***** Текст *****

Во сне Елены попеременно появляются Тальберг с рождественской звездой, поющий арию демона, и Николка с окровавленной шеей и венчиком с иконками на лбу, поющий частушку «А смерть придет, помирать будем».
Наконец, Петька Щеглов видит сверкающий алмазный шар на лугу, обдающий его сверкающими брызгами. (Ребенок со своим счастливым сном – едва ли не контрастная рифма к эпилогу «Войны и мира», где вещий сон о будущих катаклизмах видит Николенька Болконский. Содержание же этого сна напоминает о сне другого толстовского героя, Пьера Безухова.)
Финальные строки романа – своеобразное стихотворение в прозе, но уже не экзальтированно-сентиментальное, как в начале, а пророчески-возвышенное, философское. Творится грандиозная мистерия природы: расцветает ночь, занавес Бога покрывается чистыми звездами, за ним, где-то в неизмеримой высоте, служат всенощную и зажигают огоньки в алтаре. Однако крест над храмом Святого Владимира превращается «в угрожающий острый меч».

*****

Вопросы для ответа:
a. Ответьте по тексту на вопросы:
(i) Какую частушку поёт Николка во сне Елены?
(ii) Что видит Петька Щеглов на лугу?
(iii) Во что превращается крест над храмом Святого Владимира?
b. Выведите без изменений фрагмент текста: всё начиная со слов «Наконец, Петька Щеглов» и вплоть до слов «героя, Пьера Безухова.)».
c. Перечислите всех персонажей, которых текст называет по имени.

***** Извлечённые данные *****

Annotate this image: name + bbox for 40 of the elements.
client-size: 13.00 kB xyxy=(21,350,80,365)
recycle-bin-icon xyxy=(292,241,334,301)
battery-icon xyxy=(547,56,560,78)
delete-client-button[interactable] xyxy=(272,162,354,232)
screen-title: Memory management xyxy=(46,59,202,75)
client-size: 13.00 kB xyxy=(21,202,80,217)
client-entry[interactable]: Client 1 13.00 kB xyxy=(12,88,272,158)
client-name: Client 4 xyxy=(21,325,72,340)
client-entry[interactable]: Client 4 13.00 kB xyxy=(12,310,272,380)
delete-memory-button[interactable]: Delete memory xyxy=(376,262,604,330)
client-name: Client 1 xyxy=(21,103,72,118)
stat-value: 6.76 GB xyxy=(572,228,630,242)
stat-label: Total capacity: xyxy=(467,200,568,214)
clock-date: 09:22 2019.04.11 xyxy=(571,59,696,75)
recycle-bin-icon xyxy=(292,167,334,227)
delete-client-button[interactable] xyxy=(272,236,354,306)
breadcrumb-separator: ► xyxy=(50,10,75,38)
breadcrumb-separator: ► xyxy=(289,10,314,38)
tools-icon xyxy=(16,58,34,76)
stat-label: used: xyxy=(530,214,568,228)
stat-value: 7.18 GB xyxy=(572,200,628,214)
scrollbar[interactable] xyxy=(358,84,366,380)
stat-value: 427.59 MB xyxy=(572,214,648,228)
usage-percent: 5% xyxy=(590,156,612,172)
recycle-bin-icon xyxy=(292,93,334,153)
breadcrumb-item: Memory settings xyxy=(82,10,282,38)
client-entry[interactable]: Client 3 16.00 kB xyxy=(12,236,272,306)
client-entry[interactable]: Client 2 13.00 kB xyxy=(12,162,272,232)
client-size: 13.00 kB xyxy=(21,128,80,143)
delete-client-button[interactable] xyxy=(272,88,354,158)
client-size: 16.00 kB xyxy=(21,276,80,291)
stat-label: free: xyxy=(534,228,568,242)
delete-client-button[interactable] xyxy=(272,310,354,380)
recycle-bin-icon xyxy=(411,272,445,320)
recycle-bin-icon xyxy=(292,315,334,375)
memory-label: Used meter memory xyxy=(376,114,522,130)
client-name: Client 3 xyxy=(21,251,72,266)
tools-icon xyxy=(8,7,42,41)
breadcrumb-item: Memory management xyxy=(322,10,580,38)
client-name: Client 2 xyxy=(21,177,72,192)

*****

Ответы на задания:
a.
(i) «А смерть придет, помирать будем».
(ii) Сверкающий алмазный шар, обдающий его сверкающими брызгами.
(iii) В «угрожающий острый меч».

b.
Наконец, Петька Щеглов видит сверкающий алмазный шар на лугу, обдающий его сверкающими брызгами. (Ребенок со своим счастливым сном – едва ли не контрастная рифма к эпилогу «Войны и мира», где вещий сон о будущих катаклизмах видит Николенька Болконский. Содержание же этого сна напоминает о сне другого толстовского героя, Пьера Безухова.)

c. Елена, Тальберг, Николка, Петька Щеглов, Николенька Болконский, Пьер Безухов.